Copy the entries character for character.

Entries taken from a collection
[Start of section]

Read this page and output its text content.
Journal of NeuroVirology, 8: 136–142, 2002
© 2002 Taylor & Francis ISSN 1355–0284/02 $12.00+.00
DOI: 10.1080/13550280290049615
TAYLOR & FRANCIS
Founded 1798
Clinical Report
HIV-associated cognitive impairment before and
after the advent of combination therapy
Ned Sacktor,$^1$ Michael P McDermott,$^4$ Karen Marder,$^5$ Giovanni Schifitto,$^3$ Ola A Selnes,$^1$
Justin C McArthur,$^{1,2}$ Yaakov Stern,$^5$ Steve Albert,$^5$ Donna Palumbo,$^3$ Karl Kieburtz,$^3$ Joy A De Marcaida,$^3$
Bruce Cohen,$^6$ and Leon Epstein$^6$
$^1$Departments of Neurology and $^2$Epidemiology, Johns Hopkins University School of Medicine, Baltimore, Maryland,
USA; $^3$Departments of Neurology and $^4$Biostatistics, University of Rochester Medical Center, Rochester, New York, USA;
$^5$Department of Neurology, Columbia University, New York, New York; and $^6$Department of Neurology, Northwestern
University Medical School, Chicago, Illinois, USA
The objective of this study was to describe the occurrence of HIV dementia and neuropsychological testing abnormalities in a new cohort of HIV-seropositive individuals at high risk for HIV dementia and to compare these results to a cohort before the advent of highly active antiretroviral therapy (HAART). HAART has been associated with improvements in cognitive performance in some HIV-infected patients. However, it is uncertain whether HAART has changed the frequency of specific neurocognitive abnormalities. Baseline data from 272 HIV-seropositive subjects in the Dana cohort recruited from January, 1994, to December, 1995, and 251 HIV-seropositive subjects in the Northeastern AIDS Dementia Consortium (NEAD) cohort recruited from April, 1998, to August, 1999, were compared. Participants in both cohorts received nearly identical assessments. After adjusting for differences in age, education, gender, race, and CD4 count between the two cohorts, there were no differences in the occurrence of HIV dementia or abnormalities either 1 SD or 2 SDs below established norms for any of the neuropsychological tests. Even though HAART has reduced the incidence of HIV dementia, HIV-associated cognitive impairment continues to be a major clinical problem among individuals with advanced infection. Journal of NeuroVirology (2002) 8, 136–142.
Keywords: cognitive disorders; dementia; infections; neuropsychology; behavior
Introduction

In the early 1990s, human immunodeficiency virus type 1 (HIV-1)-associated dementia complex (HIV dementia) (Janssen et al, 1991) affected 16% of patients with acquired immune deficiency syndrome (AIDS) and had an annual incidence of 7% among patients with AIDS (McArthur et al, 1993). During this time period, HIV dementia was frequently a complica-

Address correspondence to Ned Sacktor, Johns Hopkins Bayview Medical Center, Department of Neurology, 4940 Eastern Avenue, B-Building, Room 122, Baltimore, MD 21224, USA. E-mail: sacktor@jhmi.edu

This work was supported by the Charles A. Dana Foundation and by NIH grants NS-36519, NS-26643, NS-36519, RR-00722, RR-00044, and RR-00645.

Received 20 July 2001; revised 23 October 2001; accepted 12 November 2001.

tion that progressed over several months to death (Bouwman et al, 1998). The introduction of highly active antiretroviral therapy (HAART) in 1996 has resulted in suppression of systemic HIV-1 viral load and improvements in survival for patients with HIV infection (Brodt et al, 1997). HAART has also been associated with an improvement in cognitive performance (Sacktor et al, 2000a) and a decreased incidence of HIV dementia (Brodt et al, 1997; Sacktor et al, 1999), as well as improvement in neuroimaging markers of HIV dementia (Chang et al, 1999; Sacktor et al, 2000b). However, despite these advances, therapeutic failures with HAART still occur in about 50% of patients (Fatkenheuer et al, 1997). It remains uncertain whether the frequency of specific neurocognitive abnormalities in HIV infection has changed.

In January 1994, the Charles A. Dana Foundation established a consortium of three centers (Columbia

[End of section]

## Output of the exercise
Read this page and output its text content.
Journal of NeuroVirology, 8: 136–142, 2002
© 2002 Taylor & Francis ISSN 1355–0284/02 $12.00+.00
DOI: 10.1080/13550280290049615
TAYLOR & FRANCIS
Founded 1798
Clinical Report
HIV-associated cognitive impairment before and
after the advent of combination therapy
Ned Sacktor,$^1$ Michael P McDermott,$^4$ Karen Marder,$^5$ Giovanni Schifitto,$^3$ Ola A Selnes,$^1$
Justin C McArthur,$^{1,2}$ Yaakov Stern,$^5$ Steve Albert,$^5$ Donna Palumbo,$^3$ Karl Kieburtz,$^3$ Joy A De Marcaida,$^3$
Bruce Cohen,$^6$ and Leon Epstein$^6$
$^1$Departments of Neurology and $^2$Epidemiology, Johns Hopkins University School of Medicine, Baltimore, Maryland,
USA; $^3$Departments of Neurology and $^4$Biostatistics, University of Rochester Medical Center, Rochester, New York, USA;
$^5$Department of Neurology, Columbia University, New York, New York; and $^6$Department of Neurology, Northwestern
University Medical School, Chicago, Illinois, USA
The objective of this study was to describe the occurrence of HIV dementia and neuropsychological testing abnormalities in a new cohort of HIV-seropositive individuals at high risk for HIV dementia and to compare these results to a cohort before the advent of highly active antiretroviral therapy (HAART). HAART has been associated with improvements in cognitive performance in some HIV-infected patients. However, it is uncertain whether HAART has changed the frequency of specific neurocognitive abnormalities. Baseline data from 272 HIV-seropositive subjects in the Dana cohort recruited from January, 1994, to December, 1995, and 251 HIV-seropositive subjects in the Northeastern AIDS Dementia Consortium (NEAD) cohort recruited from April, 1998, to August, 1999, were compared. Participants in both cohorts received nearly identical assessments. After adjusting for differences in age, education, gender, race, and CD4 count between the two cohorts, there were no differences in the occurrence of HIV dementia or abnormalities either 1 SD or 2 SDs below established norms for any of the neuropsychological tests. Even though HAART has reduced the incidence of HIV dementia, HIV-associated cognitive impairment continues to be a major clinical problem among individuals with advanced infection. Journal of NeuroVirology (2002) 8, 136–142.
Keywords: cognitive disorders; dementia; infections; neuropsychology; behavior
Introduction

In the early 1990s, human immunodeficiency virus type 1 (HIV-1)-associated dementia complex (HIV dementia) (Janssen et al, 1991) affected 16% of patients with acquired immune deficiency syndrome (AIDS) and had an annual incidence of 7% among patients with AIDS (McArthur et al, 1993). During this time period, HIV dementia was frequently a complica-

Address correspondence to Ned Sacktor, Johns Hopkins Bayview Medical Center, Department of Neurology, 4940 Eastern Avenue, B-Building, Room 122, Baltimore, MD 21224, USA. E-mail: sacktor@jhmi.edu

This work was supported by the Charles A. Dana Foundation and by NIH grants NS-36519, NS-26643, NS-36519, RR-00722, RR-00044, and RR-00645.

Received 20 July 2001; revised 23 October 2001; accepted 12 November 2001.

tion that progressed over several months to death (Bouwman et al, 1998). The introduction of highly active antiretroviral therapy (HAART) in 1996 has resulted in suppression of systemic HIV-1 viral load and improvements in survival for patients with HIV infection (Brodt et al, 1997). HAART has also been associated with an improvement in cognitive performance (Sacktor et al, 2000a) and a decreased incidence of HIV dementia (Brodt et al, 1997; Sacktor et al, 1999), as well as improvement in neuroimaging markers of HIV dementia (Chang et al, 1999; Sacktor et al, 2000b). However, despite these advances, therapeutic failures with HAART still occur in about 50% of patients (Fatkenheuer et al, 1997). It remains uncertain whether the frequency of specific neurocognitive abnormalities in HIV infection has changed.

In January 1994, the Charles A. Dana Foundation established a consortium of three centers (Columbia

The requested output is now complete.